* What the task asks
Copy every line from the material below that holds "между".

* Source records
###

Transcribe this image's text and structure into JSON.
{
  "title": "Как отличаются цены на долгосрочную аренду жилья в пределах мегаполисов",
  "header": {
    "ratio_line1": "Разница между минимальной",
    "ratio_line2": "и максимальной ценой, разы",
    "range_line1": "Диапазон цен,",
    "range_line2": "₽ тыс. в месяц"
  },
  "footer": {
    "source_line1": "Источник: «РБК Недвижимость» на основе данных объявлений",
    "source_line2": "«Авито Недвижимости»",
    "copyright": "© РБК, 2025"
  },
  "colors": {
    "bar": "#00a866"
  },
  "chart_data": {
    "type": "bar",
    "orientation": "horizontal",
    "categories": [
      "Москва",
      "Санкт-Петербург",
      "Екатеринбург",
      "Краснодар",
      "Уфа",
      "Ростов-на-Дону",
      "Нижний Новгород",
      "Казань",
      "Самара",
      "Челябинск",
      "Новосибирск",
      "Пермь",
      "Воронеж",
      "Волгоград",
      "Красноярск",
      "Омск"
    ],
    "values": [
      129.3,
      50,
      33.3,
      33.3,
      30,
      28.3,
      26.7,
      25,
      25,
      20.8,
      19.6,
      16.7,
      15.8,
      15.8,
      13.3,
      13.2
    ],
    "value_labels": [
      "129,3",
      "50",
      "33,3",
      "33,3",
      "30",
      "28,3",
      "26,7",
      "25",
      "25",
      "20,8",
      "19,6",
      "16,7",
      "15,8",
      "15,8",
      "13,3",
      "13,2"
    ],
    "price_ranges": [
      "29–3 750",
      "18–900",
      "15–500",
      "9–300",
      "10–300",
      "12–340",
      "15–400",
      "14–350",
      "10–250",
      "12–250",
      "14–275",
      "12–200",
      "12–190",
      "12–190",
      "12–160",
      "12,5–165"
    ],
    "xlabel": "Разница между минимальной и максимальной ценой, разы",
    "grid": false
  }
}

###

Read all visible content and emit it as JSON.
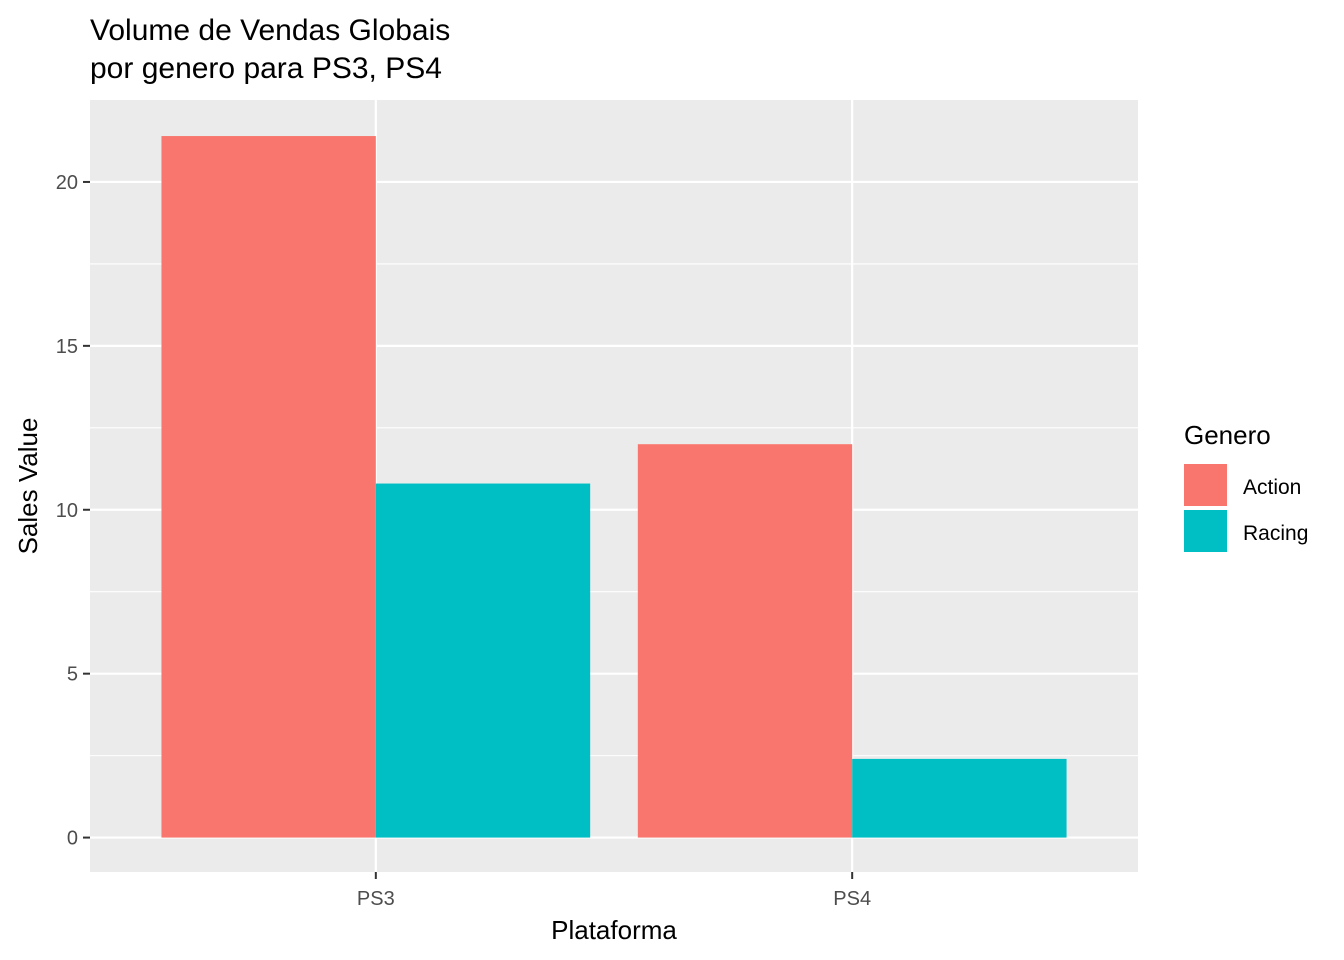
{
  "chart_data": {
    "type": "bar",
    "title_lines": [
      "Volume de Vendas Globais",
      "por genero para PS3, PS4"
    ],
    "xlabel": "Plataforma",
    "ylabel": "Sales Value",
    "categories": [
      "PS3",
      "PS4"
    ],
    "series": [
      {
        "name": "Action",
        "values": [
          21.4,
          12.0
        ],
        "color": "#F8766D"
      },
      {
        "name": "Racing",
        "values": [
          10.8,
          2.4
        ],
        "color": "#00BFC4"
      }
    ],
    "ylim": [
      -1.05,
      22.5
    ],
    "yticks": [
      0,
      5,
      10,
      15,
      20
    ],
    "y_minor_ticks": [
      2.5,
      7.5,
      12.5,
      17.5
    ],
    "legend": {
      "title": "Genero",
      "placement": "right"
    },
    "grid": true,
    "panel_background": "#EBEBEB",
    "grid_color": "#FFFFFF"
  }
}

###

* Solution
    "ratio_line1": "Разница между минимальной",
    "xlabel": "Разница между минимальной и максимальной ценой, разы",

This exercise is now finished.